• [The records]:

★ ★ ★

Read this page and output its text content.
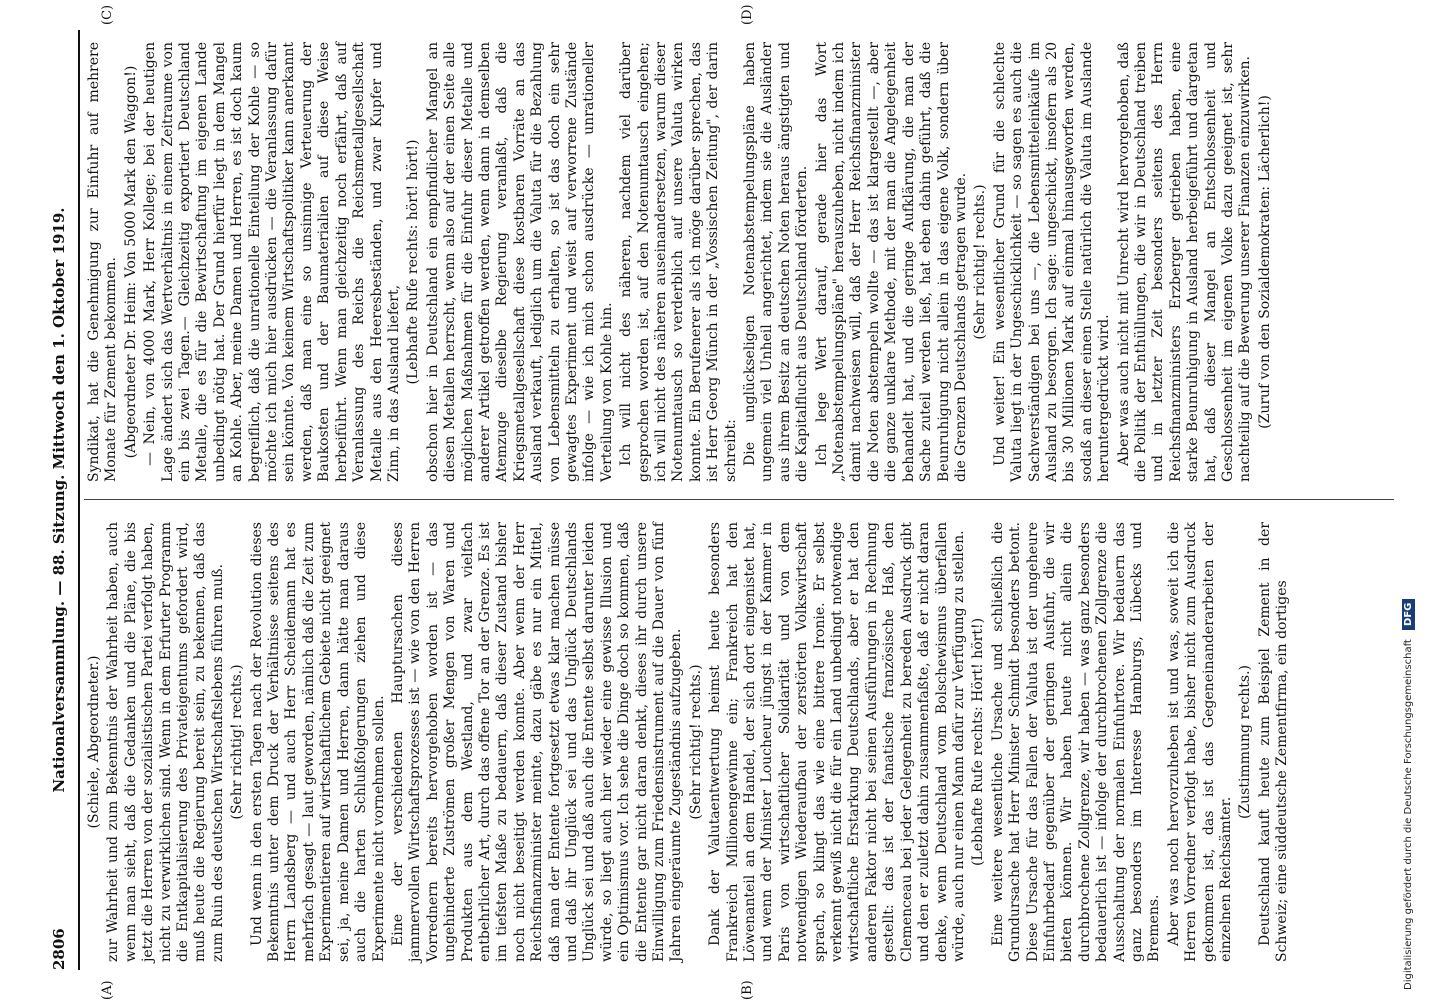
2806
Nationalversammlung. — 88. Sitzung. Mittwoch den 1. Oktober 1919.
(A)	(B)
(C)	(D)

(Schiele, Abgeordneter.) zur Wahrheit und zum Bekenntnis der Wahrheit haben, auch wenn man sieht, daß die Gedanken und die Pläne, die bis jetzt die Herren von der sozialistischen Partei verfolgt haben, nicht zu verwirklichen sind. Wenn in dem Erfurter Programm die Entkapitalisierung des Privateigentums gefordert wird, muß heute die Regierung bereit sein, zu bekennen, daß das zum Ruin des deutschen Wirtschaftslebens führen muß. (Sehr richtig! rechts.) Und wenn in den ersten Tagen nach der Revolution dieses Bekenntnis unter dem Druck der Verhältnisse seitens des Herrn Landsberg — und auch Herr Scheidemann hat es mehrfach gesagt — laut geworden, nämlich daß die Zeit zum Experimentieren auf wirtschaftlichem Gebiete nicht geeignet sei, ja, meine Damen und Herren, dann hätte man daraus auch die harten Schlußfolgerungen ziehen und diese Experimente nicht vornehmen sollen. Eine der verschiedenen Hauptursachen dieses jammervollen Wirtschaftsprozesses ist — wie von den Herren Vorrednern bereits hervorgehoben worden ist — das ungehinderte Zuströmen großer Mengen von Waren und Produkten aus dem Westland, und zwar vielfach entbehrlicher Art, durch das offene Tor an der Grenze. Es ist im tiefsten Maße zu bedauern, daß dieser Zustand bisher noch nicht beseitigt werden konnte. Aber wenn der Herr Reichsfinanzminister meinte, dazu gäbe es nur ein Mittel, daß man der Entente fortgesetzt etwas klar machen müsse und daß ihr Unglück sei und das Unglück Deutschlands Unglück sei und daß auch die Entente selbst darunter leiden würde, so liegt auch hier wieder eine gewisse Illusion und ein Optimismus vor. Ich sehe die Dinge doch so kommen, daß die Entente gar nicht daran denkt, dieses ihr durch unsere Einwilligung zum Friedensinstrument auf die Dauer von fünf Jahren eingeräumte Zugeständnis aufzugeben. (Sehr richtig! rechts.) Dank der Valutaentwertung heimst heute besonders Frankreich Millionengewinne ein; Frankreich hat den Löwenanteil an dem Handel, der sich dort eingenistet hat, und wenn der Minister Loucheur jüngst in der Kammer in Paris von wirtschaftlicher Solidarität und von dem notwendigen Wiederaufbau der zerstörten Volkswirtschaft sprach, so klingt das wie eine bittere Ironie. Er selbst verkennt gewiß nicht die für ein Land unbedingt notwendige wirtschaftliche Erstarkung Deutschlands, aber er hat den anderen Faktor nicht bei seinen Ausführungen in Rechnung gestellt: das ist der fanatische französische Haß, den Clemenceau bei jeder Gelegenheit zu bereden Ausdruck gibt und den er zuletzt dahin zusammenfaßte, daß er nicht daran denke, wenn Deutschland vom Bolschewismus überfallen würde, auch nur einen Mann dafür zur Verfügung zu stellen. (Lebhafte Rufe rechts: Hört! hört!) Eine weitere wesentliche Ursache und schließlich die Grundursache hat Herr Minister Schmidt besonders betont. Diese Ursache für das Fallen der Valuta ist der ungeheure Einfuhrbedarf gegenüber der geringen Ausfuhr, die wir bieten können. Wir haben heute nicht allein die durchbrochene Zollgrenze, wir haben — was ganz besonders bedauerlich ist — infolge der durchbrochenen Zollgrenze die Ausschaltung der normalen Einfuhrtore. Wir bedauern das ganz besonders im Interesse Hamburgs, Lübecks und Bremens. Aber was noch hervorzuheben ist und was, soweit ich die Herren Vorredner verfolgt habe, bisher nicht zum Ausdruck gekommen ist, das ist das Gegeneinanderarbeiten der einzelnen Reichsämter.

(Zustimmung rechts.) Deutschland kauft heute zum Beispiel Zement in der Schweiz; eine süddeutsche Zementfirma, ein dortiges

Syndikat, hat die Genehmigung zur Einfuhr auf mehrere Monate für Zement bekommen. (Abgeordneter Dr. Heim: Von 5000 Mark den Waggon!) — Nein, von 4000 Mark, Herr Kollege; bei der heutigen Lage ändert sich das Wertverhältnis in einem Zeitraume von ein bis zwei Tagen.— Gleichzeitig exportiert Deutschland Metalle, die es für die Bewirtschaftung im eigenen Lande unbedingt nötig hat. Der Grund hierfür liegt in dem Mangel an Kohle. Aber, meine Damen und Herren, es ist doch kaum begreiflich, daß die unrationelle Einteilung der Kohle — so möchte ich mich hier ausdrücken — die Veranlassung dafür sein könnte. Von keinem Wirtschaftspolitiker kann anerkannt werden, daß man eine so unsinnige Verteuerung der Baukosten und der Baumaterialien auf diese Weise herbeiführt. Wenn man gleichzeitig noch erfährt, daß auf Veranlassung des Reichs die Reichsmetallgesellschaft Metalle aus den Heeresbeständen, und zwar Kupfer und Zinn, in das Ausland liefert, (Lebhafte Rufe rechts: hört! hört!) obschon hier in Deutschland ein empfindlicher Mangel an diesen Metallen herrscht, wenn also auf der einen Seite alle möglichen Maßnahmen für die Einfuhr dieser Metalle und anderer Artikel getroffen werden, wenn dann in demselben Atemzuge dieselbe Regierung veranlaßt, daß die Kriegsmetallgesellschaft diese kostbaren Vorräte an das Ausland verkauft, lediglich um die Valuta für die Bezahlung von Lebensmitteln zu erhalten, so ist das doch ein sehr gewagtes Experiment und weist auf verworrene Zustände infolge — wie ich mich schon ausdrücke — unrationeller Verteilung von Kohle hin. Ich will nicht des näheren, nachdem viel darüber gesprochen worden ist, auf den Notenumtausch eingehen; ich will nicht des näheren auseinandersetzen, warum dieser Notenumtausch so verderblich auf unsere Valuta wirken konnte. Ein Berufenerer als ich möge darüber sprechen, das ist Herr Georg Münch in der „Vossischen Zeitung", der darin schreibt: Die unglückseligen Notenabstempelungspläne haben ungemein viel Unheil angerichtet, indem sie die Ausländer aus ihrem Besitz an deutschen Noten heraus ängstigten und die Kapitalflucht aus Deutschland förderten. Ich lege Wert darauf, gerade hier das Wort „Notenabstempelungspläne" herauszuheben, nicht indem ich damit nachweisen will, daß der Herr Reichsfinanzminister die Noten abstempeln wollte — das ist klargestellt —, aber die ganze unklare Methode, mit der man die Angelegenheit behandelt hat, und die geringe Aufklärung, die man der Sache zuteil werden ließ, hat eben dahin geführt, daß die Beunruhigung nicht allein in das eigene Volk, sondern über die Grenzen Deutschlands getragen wurde. (Sehr richtig! rechts.) Und weiter! Ein wesentlicher Grund für die schlechte Valuta liegt in der Ungeschicklichkeit — so sagen es auch die Sachverständigen bei uns —, die Lebensmitteleinkäufe im Ausland zu besorgen. Ich sage: ungeschickt, insofern als 20 bis 30 Millionen Mark auf einmal hinausgeworfen werden, sodaß an dieser einen Stelle natürlich die Valuta im Auslande heruntergedrückt wird. Aber was auch nicht mit Unrecht wird hervorgehoben, daß die Politik der Enthüllungen, die wir in Deutschland treiben und in letzter Zeit besonders seitens des Herrn Reichsfinanzministers Erzberger getrieben haben, eine starke Beunruhigung in Ausland herbeigeführt und dargetan hat, daß dieser Mangel an Entschlossenheit und Geschlossenheit im eigenen Volke dazu geeignet ist, sehr nachteilig auf die Bewerung unserer Finanzen einzuwirken. (Zuruf von den Sozialdemokraten: Lächerlich!)

Digitalisierung gefördert durch die Deutsche Forschungsgemeinschaft DFG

★ ★ ★

• [What is asked]: Return all of the entries word for word, but omit the pictures.

• [Finished exercise]:
Read this page and output its text content.
2806
Nationalversammlung. — 88. Sitzung. Mittwoch den 1. Oktober 1919.
(A)	(B)
(C)	(D)

(Schiele, Abgeordneter.) zur Wahrheit und zum Bekenntnis der Wahrheit haben, auch wenn man sieht, daß die Gedanken und die Pläne, die bis jetzt die Herren von der sozialistischen Partei verfolgt haben, nicht zu verwirklichen sind. Wenn in dem Erfurter Programm die Entkapitalisierung des Privateigentums gefordert wird, muß heute die Regierung bereit sein, zu bekennen, daß das zum Ruin des deutschen Wirtschaftslebens führen muß. (Sehr richtig! rechts.) Und wenn in den ersten Tagen nach der Revolution dieses Bekenntnis unter dem Druck der Verhältnisse seitens des Herrn Landsberg — und auch Herr Scheidemann hat es mehrfach gesagt — laut geworden, nämlich daß die Zeit zum Experimentieren auf wirtschaftlichem Gebiete nicht geeignet sei, ja, meine Damen und Herren, dann hätte man daraus auch die harten Schlußfolgerungen ziehen und diese Experimente nicht vornehmen sollen. Eine der verschiedenen Hauptursachen dieses jammervollen Wirtschaftsprozesses ist — wie von den Herren Vorrednern bereits hervorgehoben worden ist — das ungehinderte Zuströmen großer Mengen von Waren und Produkten aus dem Westland, und zwar vielfach entbehrlicher Art, durch das offene Tor an der Grenze. Es ist im tiefsten Maße zu bedauern, daß dieser Zustand bisher noch nicht beseitigt werden konnte. Aber wenn der Herr Reichsfinanzminister meinte, dazu gäbe es nur ein Mittel, daß man der Entente fortgesetzt etwas klar machen müsse und daß ihr Unglück sei und das Unglück Deutschlands Unglück sei und daß auch die Entente selbst darunter leiden würde, so liegt auch hier wieder eine gewisse Illusion und ein Optimismus vor. Ich sehe die Dinge doch so kommen, daß die Entente gar nicht daran denkt, dieses ihr durch unsere Einwilligung zum Friedensinstrument auf die Dauer von fünf Jahren eingeräumte Zugeständnis aufzugeben. (Sehr richtig! rechts.) Dank der Valutaentwertung heimst heute besonders Frankreich Millionengewinne ein; Frankreich hat den Löwenanteil an dem Handel, der sich dort eingenistet hat, und wenn der Minister Loucheur jüngst in der Kammer in Paris von wirtschaftlicher Solidarität und von dem notwendigen Wiederaufbau der zerstörten Volkswirtschaft sprach, so klingt das wie eine bittere Ironie. Er selbst verkennt gewiß nicht die für ein Land unbedingt notwendige wirtschaftliche Erstarkung Deutschlands, aber er hat den anderen Faktor nicht bei seinen Ausführungen in Rechnung gestellt: das ist der fanatische französische Haß, den Clemenceau bei jeder Gelegenheit zu bereden Ausdruck gibt und den er zuletzt dahin zusammenfaßte, daß er nicht daran denke, wenn Deutschland vom Bolschewismus überfallen würde, auch nur einen Mann dafür zur Verfügung zu stellen. (Lebhafte Rufe rechts: Hört! hört!) Eine weitere wesentliche Ursache und schließlich die Grundursache hat Herr Minister Schmidt besonders betont. Diese Ursache für das Fallen der Valuta ist der ungeheure Einfuhrbedarf gegenüber der geringen Ausfuhr, die wir bieten können. Wir haben heute nicht allein die durchbrochene Zollgrenze, wir haben — was ganz besonders bedauerlich ist — infolge der durchbrochenen Zollgrenze die Ausschaltung der normalen Einfuhrtore. Wir bedauern das ganz besonders im Interesse Hamburgs, Lübecks und Bremens. Aber was noch hervorzuheben ist und was, soweit ich die Herren Vorredner verfolgt habe, bisher nicht zum Ausdruck gekommen ist, das ist das Gegeneinanderarbeiten der einzelnen Reichsämter.

(Zustimmung rechts.) Deutschland kauft heute zum Beispiel Zement in der Schweiz; eine süddeutsche Zementfirma, ein dortiges

Syndikat, hat die Genehmigung zur Einfuhr auf mehrere Monate für Zement bekommen. (Abgeordneter Dr. Heim: Von 5000 Mark den Waggon!) — Nein, von 4000 Mark, Herr Kollege; bei der heutigen Lage ändert sich das Wertverhältnis in einem Zeitraume von ein bis zwei Tagen.— Gleichzeitig exportiert Deutschland Metalle, die es für die Bewirtschaftung im eigenen Lande unbedingt nötig hat. Der Grund hierfür liegt in dem Mangel an Kohle. Aber, meine Damen und Herren, es ist doch kaum begreiflich, daß die unrationelle Einteilung der Kohle — so möchte ich mich hier ausdrücken — die Veranlassung dafür sein könnte. Von keinem Wirtschaftspolitiker kann anerkannt werden, daß man eine so unsinnige Verteuerung der Baukosten und der Baumaterialien auf diese Weise herbeiführt. Wenn man gleichzeitig noch erfährt, daß auf Veranlassung des Reichs die Reichsmetallgesellschaft Metalle aus den Heeresbeständen, und zwar Kupfer und Zinn, in das Ausland liefert, (Lebhafte Rufe rechts: hört! hört!) obschon hier in Deutschland ein empfindlicher Mangel an diesen Metallen herrscht, wenn also auf der einen Seite alle möglichen Maßnahmen für die Einfuhr dieser Metalle und anderer Artikel getroffen werden, wenn dann in demselben Atemzuge dieselbe Regierung veranlaßt, daß die Kriegsmetallgesellschaft diese kostbaren Vorräte an das Ausland verkauft, lediglich um die Valuta für die Bezahlung von Lebensmitteln zu erhalten, so ist das doch ein sehr gewagtes Experiment und weist auf verworrene Zustände infolge — wie ich mich schon ausdrücke — unrationeller Verteilung von Kohle hin. Ich will nicht des näheren, nachdem viel darüber gesprochen worden ist, auf den Notenumtausch eingehen; ich will nicht des näheren auseinandersetzen, warum dieser Notenumtausch so verderblich auf unsere Valuta wirken konnte. Ein Berufenerer als ich möge darüber sprechen, das ist Herr Georg Münch in der „Vossischen Zeitung", der darin schreibt: Die unglückseligen Notenabstempelungspläne haben ungemein viel Unheil angerichtet, indem sie die Ausländer aus ihrem Besitz an deutschen Noten heraus ängstigten und die Kapitalflucht aus Deutschland förderten. Ich lege Wert darauf, gerade hier das Wort „Notenabstempelungspläne" herauszuheben, nicht indem ich damit nachweisen will, daß der Herr Reichsfinanzminister die Noten abstempeln wollte — das ist klargestellt —, aber die ganze unklare Methode, mit der man die Angelegenheit behandelt hat, und die geringe Aufklärung, die man der Sache zuteil werden ließ, hat eben dahin geführt, daß die Beunruhigung nicht allein in das eigene Volk, sondern über die Grenzen Deutschlands getragen wurde. (Sehr richtig! rechts.) Und weiter! Ein wesentlicher Grund für die schlechte Valuta liegt in der Ungeschicklichkeit — so sagen es auch die Sachverständigen bei uns —, die Lebensmitteleinkäufe im Ausland zu besorgen. Ich sage: ungeschickt, insofern als 20 bis 30 Millionen Mark auf einmal hinausgeworfen werden, sodaß an dieser einen Stelle natürlich die Valuta im Auslande heruntergedrückt wird. Aber was auch nicht mit Unrecht wird hervorgehoben, daß die Politik der Enthüllungen, die wir in Deutschland treiben und in letzter Zeit besonders seitens des Herrn Reichsfinanzministers Erzberger getrieben haben, eine starke Beunruhigung in Ausland herbeigeführt und dargetan hat, daß dieser Mangel an Entschlossenheit und Geschlossenheit im eigenen Volke dazu geeignet ist, sehr nachteilig auf die Bewerung unserer Finanzen einzuwirken. (Zuruf von den Sozialdemokraten: Lächerlich!)

Digitalisierung gefördert durch die Deutsche Forschungsgemeinschaft DFG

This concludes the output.